** Opening Data shown block **

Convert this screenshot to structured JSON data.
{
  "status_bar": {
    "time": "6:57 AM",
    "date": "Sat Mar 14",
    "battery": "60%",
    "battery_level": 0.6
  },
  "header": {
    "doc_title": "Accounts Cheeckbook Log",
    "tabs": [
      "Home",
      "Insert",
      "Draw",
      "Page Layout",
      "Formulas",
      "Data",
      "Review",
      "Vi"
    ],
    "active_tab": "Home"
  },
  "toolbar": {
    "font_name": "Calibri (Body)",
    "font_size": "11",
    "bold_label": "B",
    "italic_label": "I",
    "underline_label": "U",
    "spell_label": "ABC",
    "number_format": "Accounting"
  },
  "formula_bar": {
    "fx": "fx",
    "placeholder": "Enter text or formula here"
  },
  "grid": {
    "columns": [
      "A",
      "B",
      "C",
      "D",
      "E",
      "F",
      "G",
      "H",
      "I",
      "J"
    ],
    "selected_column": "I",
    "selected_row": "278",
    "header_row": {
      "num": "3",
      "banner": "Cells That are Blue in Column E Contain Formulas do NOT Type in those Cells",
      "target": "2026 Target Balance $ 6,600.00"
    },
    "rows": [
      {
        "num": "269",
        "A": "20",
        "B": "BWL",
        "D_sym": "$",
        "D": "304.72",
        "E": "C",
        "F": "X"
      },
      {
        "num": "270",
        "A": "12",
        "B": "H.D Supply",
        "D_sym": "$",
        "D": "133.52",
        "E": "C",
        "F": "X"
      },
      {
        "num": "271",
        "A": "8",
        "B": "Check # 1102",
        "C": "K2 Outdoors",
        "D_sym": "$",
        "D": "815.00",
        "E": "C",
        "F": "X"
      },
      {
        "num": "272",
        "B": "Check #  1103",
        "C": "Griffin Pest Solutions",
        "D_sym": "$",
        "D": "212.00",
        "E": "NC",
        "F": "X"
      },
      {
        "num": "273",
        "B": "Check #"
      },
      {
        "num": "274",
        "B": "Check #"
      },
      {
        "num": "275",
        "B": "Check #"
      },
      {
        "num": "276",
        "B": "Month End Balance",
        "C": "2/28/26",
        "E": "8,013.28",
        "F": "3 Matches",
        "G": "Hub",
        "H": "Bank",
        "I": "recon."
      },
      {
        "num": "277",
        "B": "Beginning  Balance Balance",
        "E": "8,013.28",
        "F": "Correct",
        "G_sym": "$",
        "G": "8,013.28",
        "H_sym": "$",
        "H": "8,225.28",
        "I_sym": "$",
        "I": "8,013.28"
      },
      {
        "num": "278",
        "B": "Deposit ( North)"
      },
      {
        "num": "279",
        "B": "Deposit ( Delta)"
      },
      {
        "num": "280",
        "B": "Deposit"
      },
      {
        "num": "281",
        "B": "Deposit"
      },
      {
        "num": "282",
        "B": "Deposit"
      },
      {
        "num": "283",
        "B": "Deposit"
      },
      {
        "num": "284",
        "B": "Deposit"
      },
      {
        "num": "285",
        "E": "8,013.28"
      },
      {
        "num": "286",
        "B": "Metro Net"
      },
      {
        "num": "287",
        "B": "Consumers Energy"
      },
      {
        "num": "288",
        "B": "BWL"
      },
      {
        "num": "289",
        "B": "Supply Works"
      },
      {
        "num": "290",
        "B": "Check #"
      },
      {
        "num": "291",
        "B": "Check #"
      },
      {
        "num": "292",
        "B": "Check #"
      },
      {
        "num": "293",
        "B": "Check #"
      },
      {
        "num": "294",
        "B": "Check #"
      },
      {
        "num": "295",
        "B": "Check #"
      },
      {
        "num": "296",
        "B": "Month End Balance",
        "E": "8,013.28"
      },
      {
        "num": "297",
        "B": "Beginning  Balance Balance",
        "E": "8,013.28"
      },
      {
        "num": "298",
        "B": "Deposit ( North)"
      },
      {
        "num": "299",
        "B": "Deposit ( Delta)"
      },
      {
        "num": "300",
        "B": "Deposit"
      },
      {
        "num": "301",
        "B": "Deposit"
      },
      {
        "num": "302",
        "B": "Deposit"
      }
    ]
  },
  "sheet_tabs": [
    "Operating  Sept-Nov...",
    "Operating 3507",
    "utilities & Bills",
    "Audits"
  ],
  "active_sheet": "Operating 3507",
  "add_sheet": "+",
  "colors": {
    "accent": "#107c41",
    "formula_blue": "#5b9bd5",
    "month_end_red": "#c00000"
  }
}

** Closing Data shown block **

Task prompt
A faithful copy of the whole listing is needed.

Written answer
Convert this screenshot to structured JSON data.
{
  "status_bar": {
    "time": "6:57 AM",
    "date": "Sat Mar 14",
    "battery": "60%",
    "battery_level": 0.6
  },
  "header": {
    "doc_title": "Accounts Cheeckbook Log",
    "tabs": [
      "Home",
      "Insert",
      "Draw",
      "Page Layout",
      "Formulas",
      "Data",
      "Review",
      "Vi"
    ],
    "active_tab": "Home"
  },
  "toolbar": {
    "font_name": "Calibri (Body)",
    "font_size": "11",
    "bold_label": "B",
    "italic_label": "I",
    "underline_label": "U",
    "spell_label": "ABC",
    "number_format": "Accounting"
  },
  "formula_bar": {
    "fx": "fx",
    "placeholder": "Enter text or formula here"
  },
  "grid": {
    "columns": [
      "A",
      "B",
      "C",
      "D",
      "E",
      "F",
      "G",
      "H",
      "I",
      "J"
    ],
    "selected_column": "I",
    "selected_row": "278",
    "header_row": {
      "num": "3",
      "banner": "Cells That are Blue in Column E Contain Formulas do NOT Type in those Cells",
      "target": "2026 Target Balance $ 6,600.00"
    },
    "rows": [
      {
        "num": "269",
        "A": "20",
        "B": "BWL",
        "D_sym": "$",
        "D": "304.72",
        "E": "C",
        "F": "X"
      },
      {
        "num": "270",
        "A": "12",
        "B": "H.D Supply",
        "D_sym": "$",
        "D": "133.52",
        "E": "C",
        "F": "X"
      },
      {
        "num": "271",
        "A": "8",
        "B": "Check # 1102",
        "C": "K2 Outdoors",
        "D_sym": "$",
        "D": "815.00",
        "E": "C",
        "F": "X"
      },
      {
        "num": "272",
        "B": "Check #  1103",
        "C": "Griffin Pest Solutions",
        "D_sym": "$",
        "D": "212.00",
        "E": "NC",
        "F": "X"
      },
      {
        "num": "273",
        "B": "Check #"
      },
      {
        "num": "274",
        "B": "Check #"
      },
      {
        "num": "275",
        "B": "Check #"
      },
      {
        "num": "276",
        "B": "Month End Balance",
        "C": "2/28/26",
        "E": "8,013.28",
        "F": "3 Matches",
        "G": "Hub",
        "H": "Bank",
        "I": "recon."
      },
      {
        "num": "277",
        "B": "Beginning  Balance Balance",
        "E": "8,013.28",
        "F": "Correct",
        "G_sym": "$",
        "G": "8,013.28",
        "H_sym": "$",
        "H": "8,225.28",
        "I_sym": "$",
        "I": "8,013.28"
      },
      {
        "num": "278",
        "B": "Deposit ( North)"
      },
      {
        "num": "279",
        "B": "Deposit ( Delta)"
      },
      {
        "num": "280",
        "B": "Deposit"
      },
      {
        "num": "281",
        "B": "Deposit"
      },
      {
        "num": "282",
        "B": "Deposit"
      },
      {
        "num": "283",
        "B": "Deposit"
      },
      {
        "num": "284",
        "B": "Deposit"
      },
      {
        "num": "285",
        "E": "8,013.28"
      },
      {
        "num": "286",
        "B": "Metro Net"
      },
      {
        "num": "287",
        "B": "Consumers Energy"
      },
      {
        "num": "288",
        "B": "BWL"
      },
      {
        "num": "289",
        "B": "Supply Works"
      },
      {
        "num": "290",
        "B": "Check #"
      },
      {
        "num": "291",
        "B": "Check #"
      },
      {
        "num": "292",
        "B": "Check #"
      },
      {
        "num": "293",
        "B": "Check #"
      },
      {
        "num": "294",
        "B": "Check #"
      },
      {
        "num": "295",
        "B": "Check #"
      },
      {
        "num": "296",
        "B": "Month End Balance",
        "E": "8,013.28"
      },
      {
        "num": "297",
        "B": "Beginning  Balance Balance",
        "E": "8,013.28"
      },
      {
        "num": "298",
        "B": "Deposit ( North)"
      },
      {
        "num": "299",
        "B": "Deposit ( Delta)"
      },
      {
        "num": "300",
        "B": "Deposit"
      },
      {
        "num": "301",
        "B": "Deposit"
      },
      {
        "num": "302",
        "B": "Deposit"
      }
    ]
  },
  "sheet_tabs": [
    "Operating  Sept-Nov...",
    "Operating 3507",
    "utilities & Bills",
    "Audits"
  ],
  "active_sheet": "Operating 3507",
  "add_sheet": "+",
  "colors": {
    "accent": "#107c41",
    "formula_blue": "#5b9bd5",
    "month_end_red": "#c00000"
  }
}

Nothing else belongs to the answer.